* Records from a data collection
◆ ◆ ◆ ◆ ◆

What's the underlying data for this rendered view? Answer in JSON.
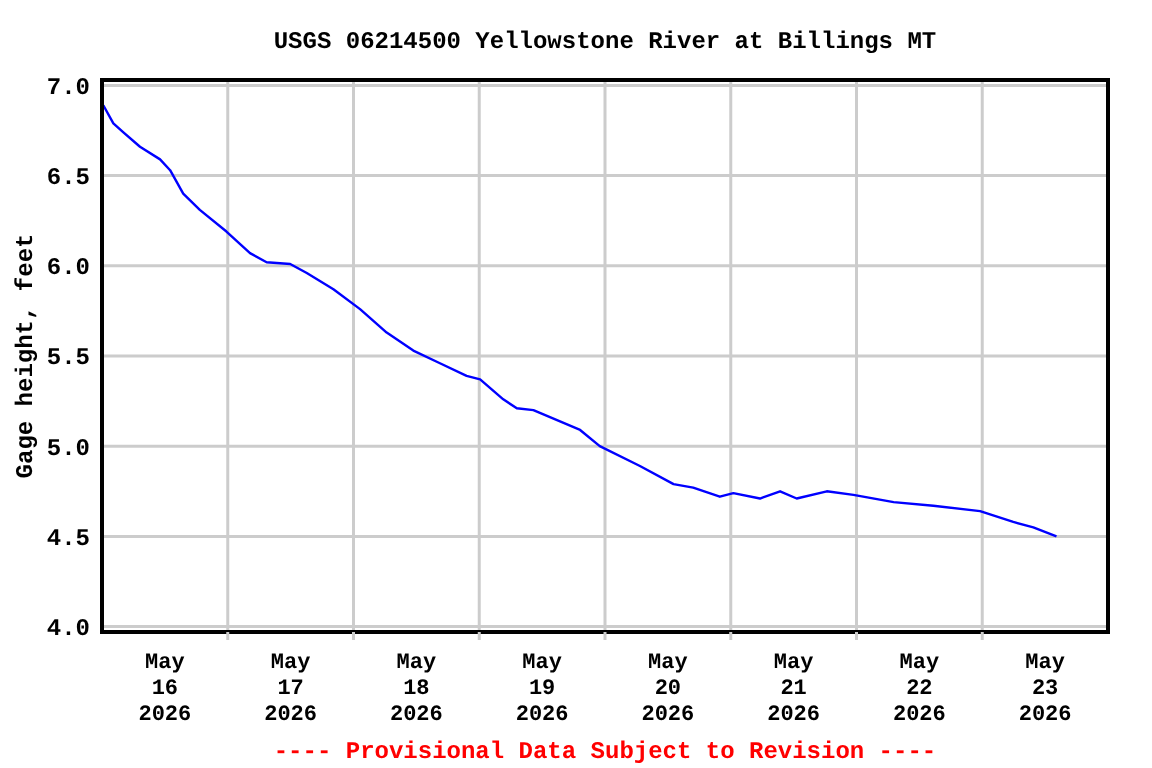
{
  "chart_data": {
    "type": "line",
    "title": "USGS 06214500 Yellowstone River at Billings MT",
    "ylabel": "Gage height, feet",
    "annotations": [
      "---- Provisional Data Subject to Revision ----"
    ],
    "x": [
      "2026-05-16T00:15",
      "2026-05-16T02:10",
      "2026-05-16T04:05",
      "2026-05-16T07:15",
      "2026-05-16T11:05",
      "2026-05-16T13:00",
      "2026-05-16T15:30",
      "2026-05-16T18:40",
      "2026-05-16T23:45",
      "2026-05-17T04:15",
      "2026-05-17T07:25",
      "2026-05-17T11:55",
      "2026-05-17T15:05",
      "2026-05-17T20:10",
      "2026-05-18T01:15",
      "2026-05-18T06:20",
      "2026-05-18T11:25",
      "2026-05-18T16:30",
      "2026-05-18T21:35",
      "2026-05-19T00:10",
      "2026-05-19T04:35",
      "2026-05-19T07:10",
      "2026-05-19T10:20",
      "2026-05-19T19:15",
      "2026-05-19T23:00",
      "2026-05-20T06:40",
      "2026-05-20T13:05",
      "2026-05-20T16:50",
      "2026-05-20T21:55",
      "2026-05-21T00:30",
      "2026-05-21T05:35",
      "2026-05-21T09:25",
      "2026-05-21T12:35",
      "2026-05-21T18:20",
      "2026-05-21T23:25",
      "2026-05-22T07:05",
      "2026-05-22T14:40",
      "2026-05-22T23:35",
      "2026-05-23T05:55",
      "2026-05-23T09:45",
      "2026-05-23T14:10"
    ],
    "series": [
      {
        "color": "#0000ff",
        "values": [
          6.89,
          6.79,
          6.74,
          6.66,
          6.59,
          6.53,
          6.4,
          6.31,
          6.19,
          6.07,
          6.02,
          6.01,
          5.96,
          5.87,
          5.76,
          5.63,
          5.53,
          5.46,
          5.39,
          5.37,
          5.26,
          5.21,
          5.2,
          5.09,
          5.0,
          4.89,
          4.79,
          4.77,
          4.72,
          4.74,
          4.71,
          4.75,
          4.71,
          4.75,
          4.73,
          4.69,
          4.67,
          4.64,
          4.58,
          4.55,
          4.5
        ]
      }
    ],
    "xlim": [
      "2026-05-16",
      "2026-05-24"
    ],
    "xticks": [
      {
        "value": "2026-05-16T12:00",
        "label": "May\n16\n2026"
      },
      {
        "value": "2026-05-17T00:00",
        "label": null
      },
      {
        "value": "2026-05-17T12:00",
        "label": "May\n17\n2026"
      },
      {
        "value": "2026-05-18T00:00",
        "label": null
      },
      {
        "value": "2026-05-18T12:00",
        "label": "May\n18\n2026"
      },
      {
        "value": "2026-05-19T00:00",
        "label": null
      },
      {
        "value": "2026-05-19T12:00",
        "label": "May\n19\n2026"
      },
      {
        "value": "2026-05-20T00:00",
        "label": null
      },
      {
        "value": "2026-05-20T12:00",
        "label": "May\n20\n2026"
      },
      {
        "value": "2026-05-21T00:00",
        "label": null
      },
      {
        "value": "2026-05-21T12:00",
        "label": "May\n21\n2026"
      },
      {
        "value": "2026-05-22T00:00",
        "label": null
      },
      {
        "value": "2026-05-22T12:00",
        "label": "May\n22\n2026"
      },
      {
        "value": "2026-05-23T00:00",
        "label": null
      },
      {
        "value": "2026-05-23T12:00",
        "label": "May\n23\n2026"
      }
    ],
    "ylim": [
      3.97,
      7.03
    ],
    "yticks": [
      {
        "value": 4.0,
        "label": "4.0"
      },
      {
        "value": 4.5,
        "label": "4.5"
      },
      {
        "value": 5.0,
        "label": "5.0"
      },
      {
        "value": 5.5,
        "label": "5.5"
      },
      {
        "value": 6.0,
        "label": "6.0"
      },
      {
        "value": 6.5,
        "label": "6.5"
      },
      {
        "value": 7.0,
        "label": "7.0"
      }
    ],
    "grid": true,
    "line_style": "solid"
  }
}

◆ ◆ ◆ ◆ ◆

* To be done
Without including the pictures, reproduce all entries exactly.

* Exercise solution
What's the underlying data for this rendered view? Answer in JSON.
{
  "chart_data": {
    "type": "line",
    "title": "USGS 06214500 Yellowstone River at Billings MT",
    "ylabel": "Gage height, feet",
    "annotations": [
      "---- Provisional Data Subject to Revision ----"
    ],
    "x": [
      "2026-05-16T00:15",
      "2026-05-16T02:10",
      "2026-05-16T04:05",
      "2026-05-16T07:15",
      "2026-05-16T11:05",
      "2026-05-16T13:00",
      "2026-05-16T15:30",
      "2026-05-16T18:40",
      "2026-05-16T23:45",
      "2026-05-17T04:15",
      "2026-05-17T07:25",
      "2026-05-17T11:55",
      "2026-05-17T15:05",
      "2026-05-17T20:10",
      "2026-05-18T01:15",
      "2026-05-18T06:20",
      "2026-05-18T11:25",
      "2026-05-18T16:30",
      "2026-05-18T21:35",
      "2026-05-19T00:10",
      "2026-05-19T04:35",
      "2026-05-19T07:10",
      "2026-05-19T10:20",
      "2026-05-19T19:15",
      "2026-05-19T23:00",
      "2026-05-20T06:40",
      "2026-05-20T13:05",
      "2026-05-20T16:50",
      "2026-05-20T21:55",
      "2026-05-21T00:30",
      "2026-05-21T05:35",
      "2026-05-21T09:25",
      "2026-05-21T12:35",
      "2026-05-21T18:20",
      "2026-05-21T23:25",
      "2026-05-22T07:05",
      "2026-05-22T14:40",
      "2026-05-22T23:35",
      "2026-05-23T05:55",
      "2026-05-23T09:45",
      "2026-05-23T14:10"
    ],
    "series": [
      {
        "color": "#0000ff",
        "values": [
          6.89,
          6.79,
          6.74,
          6.66,
          6.59,
          6.53,
          6.4,
          6.31,
          6.19,
          6.07,
          6.02,
          6.01,
          5.96,
          5.87,
          5.76,
          5.63,
          5.53,
          5.46,
          5.39,
          5.37,
          5.26,
          5.21,
          5.2,
          5.09,
          5.0,
          4.89,
          4.79,
          4.77,
          4.72,
          4.74,
          4.71,
          4.75,
          4.71,
          4.75,
          4.73,
          4.69,
          4.67,
          4.64,
          4.58,
          4.55,
          4.5
        ]
      }
    ],
    "xlim": [
      "2026-05-16",
      "2026-05-24"
    ],
    "xticks": [
      {
        "value": "2026-05-16T12:00",
        "label": "May\n16\n2026"
      },
      {
        "value": "2026-05-17T00:00",
        "label": null
      },
      {
        "value": "2026-05-17T12:00",
        "label": "May\n17\n2026"
      },
      {
        "value": "2026-05-18T00:00",
        "label": null
      },
      {
        "value": "2026-05-18T12:00",
        "label": "May\n18\n2026"
      },
      {
        "value": "2026-05-19T00:00",
        "label": null
      },
      {
        "value": "2026-05-19T12:00",
        "label": "May\n19\n2026"
      },
      {
        "value": "2026-05-20T00:00",
        "label": null
      },
      {
        "value": "2026-05-20T12:00",
        "label": "May\n20\n2026"
      },
      {
        "value": "2026-05-21T00:00",
        "label": null
      },
      {
        "value": "2026-05-21T12:00",
        "label": "May\n21\n2026"
      },
      {
        "value": "2026-05-22T00:00",
        "label": null
      },
      {
        "value": "2026-05-22T12:00",
        "label": "May\n22\n2026"
      },
      {
        "value": "2026-05-23T00:00",
        "label": null
      },
      {
        "value": "2026-05-23T12:00",
        "label": "May\n23\n2026"
      }
    ],
    "ylim": [
      3.97,
      7.03
    ],
    "yticks": [
      {
        "value": 4.0,
        "label": "4.0"
      },
      {
        "value": 4.5,
        "label": "4.5"
      },
      {
        "value": 5.0,
        "label": "5.0"
      },
      {
        "value": 5.5,
        "label": "5.5"
      },
      {
        "value": 6.0,
        "label": "6.0"
      },
      {
        "value": 6.5,
        "label": "6.5"
      },
      {
        "value": 7.0,
        "label": "7.0"
      }
    ],
    "grid": true,
    "line_style": "solid"
  }
}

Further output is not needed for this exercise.